** Start of Dataset records **

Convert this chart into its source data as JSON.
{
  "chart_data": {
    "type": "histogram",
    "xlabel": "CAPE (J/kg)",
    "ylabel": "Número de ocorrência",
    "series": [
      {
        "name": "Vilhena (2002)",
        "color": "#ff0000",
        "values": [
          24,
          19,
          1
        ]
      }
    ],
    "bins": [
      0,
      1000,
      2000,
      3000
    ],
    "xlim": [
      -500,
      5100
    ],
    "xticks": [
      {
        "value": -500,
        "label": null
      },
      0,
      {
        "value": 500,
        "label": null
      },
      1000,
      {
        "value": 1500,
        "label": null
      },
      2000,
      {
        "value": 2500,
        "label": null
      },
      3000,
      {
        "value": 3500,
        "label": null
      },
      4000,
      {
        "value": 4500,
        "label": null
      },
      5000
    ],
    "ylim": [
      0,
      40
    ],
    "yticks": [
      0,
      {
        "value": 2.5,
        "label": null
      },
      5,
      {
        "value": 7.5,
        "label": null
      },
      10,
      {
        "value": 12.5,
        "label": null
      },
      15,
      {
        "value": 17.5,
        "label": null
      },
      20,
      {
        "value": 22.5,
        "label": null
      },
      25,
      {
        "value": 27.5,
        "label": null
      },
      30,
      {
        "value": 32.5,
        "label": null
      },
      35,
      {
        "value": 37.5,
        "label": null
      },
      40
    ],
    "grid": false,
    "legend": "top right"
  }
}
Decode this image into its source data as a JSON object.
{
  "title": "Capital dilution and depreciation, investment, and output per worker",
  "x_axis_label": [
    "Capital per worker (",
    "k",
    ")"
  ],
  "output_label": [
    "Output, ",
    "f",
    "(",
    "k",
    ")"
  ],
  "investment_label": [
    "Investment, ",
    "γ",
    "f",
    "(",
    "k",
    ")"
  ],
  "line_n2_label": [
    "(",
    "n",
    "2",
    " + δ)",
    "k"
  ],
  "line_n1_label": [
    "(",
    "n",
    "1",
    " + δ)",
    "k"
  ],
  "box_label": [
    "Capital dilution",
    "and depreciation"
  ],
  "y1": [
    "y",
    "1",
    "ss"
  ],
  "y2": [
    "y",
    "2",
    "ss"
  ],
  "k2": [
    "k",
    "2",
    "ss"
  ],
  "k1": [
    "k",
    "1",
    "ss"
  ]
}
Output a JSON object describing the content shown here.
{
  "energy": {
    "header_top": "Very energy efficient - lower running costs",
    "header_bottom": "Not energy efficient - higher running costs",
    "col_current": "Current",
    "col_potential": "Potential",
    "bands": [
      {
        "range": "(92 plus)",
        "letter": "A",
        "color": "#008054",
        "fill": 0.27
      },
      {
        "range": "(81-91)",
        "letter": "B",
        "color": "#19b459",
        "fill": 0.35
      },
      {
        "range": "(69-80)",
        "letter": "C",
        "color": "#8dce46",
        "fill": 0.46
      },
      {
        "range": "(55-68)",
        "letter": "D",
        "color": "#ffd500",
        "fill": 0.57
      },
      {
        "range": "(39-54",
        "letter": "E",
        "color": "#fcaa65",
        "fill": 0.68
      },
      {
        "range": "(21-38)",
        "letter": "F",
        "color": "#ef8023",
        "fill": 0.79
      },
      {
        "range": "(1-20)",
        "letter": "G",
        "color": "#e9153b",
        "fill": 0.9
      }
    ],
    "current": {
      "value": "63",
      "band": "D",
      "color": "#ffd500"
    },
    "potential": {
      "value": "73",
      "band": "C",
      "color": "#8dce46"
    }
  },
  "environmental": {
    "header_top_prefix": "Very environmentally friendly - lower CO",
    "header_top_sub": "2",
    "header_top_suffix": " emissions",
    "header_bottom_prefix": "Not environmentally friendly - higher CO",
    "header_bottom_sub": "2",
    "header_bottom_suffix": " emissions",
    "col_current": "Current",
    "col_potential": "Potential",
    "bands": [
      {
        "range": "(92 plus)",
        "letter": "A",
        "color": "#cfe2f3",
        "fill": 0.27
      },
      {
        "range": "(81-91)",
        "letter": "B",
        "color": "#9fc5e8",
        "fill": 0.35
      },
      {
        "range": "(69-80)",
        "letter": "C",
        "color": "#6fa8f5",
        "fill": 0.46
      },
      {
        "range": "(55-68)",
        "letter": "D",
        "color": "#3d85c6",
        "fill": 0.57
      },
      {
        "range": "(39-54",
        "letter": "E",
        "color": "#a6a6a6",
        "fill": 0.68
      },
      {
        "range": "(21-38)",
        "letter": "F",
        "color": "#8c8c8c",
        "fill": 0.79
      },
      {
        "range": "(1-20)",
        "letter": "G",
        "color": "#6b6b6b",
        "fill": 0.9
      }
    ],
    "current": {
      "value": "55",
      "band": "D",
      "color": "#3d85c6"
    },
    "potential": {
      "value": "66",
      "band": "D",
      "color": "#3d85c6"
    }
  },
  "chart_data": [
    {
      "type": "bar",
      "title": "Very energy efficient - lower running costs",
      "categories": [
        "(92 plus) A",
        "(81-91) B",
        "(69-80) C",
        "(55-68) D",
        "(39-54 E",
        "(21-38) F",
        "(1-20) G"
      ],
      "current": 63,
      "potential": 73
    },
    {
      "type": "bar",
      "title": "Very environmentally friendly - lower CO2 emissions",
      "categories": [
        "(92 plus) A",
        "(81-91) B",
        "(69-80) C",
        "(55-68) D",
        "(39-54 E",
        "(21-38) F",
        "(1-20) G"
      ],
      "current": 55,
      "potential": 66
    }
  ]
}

** End of Dataset records **

Show the lines where the word "energy" appears in the entries.

Problem solution →
  "energy": {
    "header_top": "Very energy efficient - lower running costs",
    "header_bottom": "Not energy efficient - higher running costs",
      "title": "Very energy efficient - lower running costs",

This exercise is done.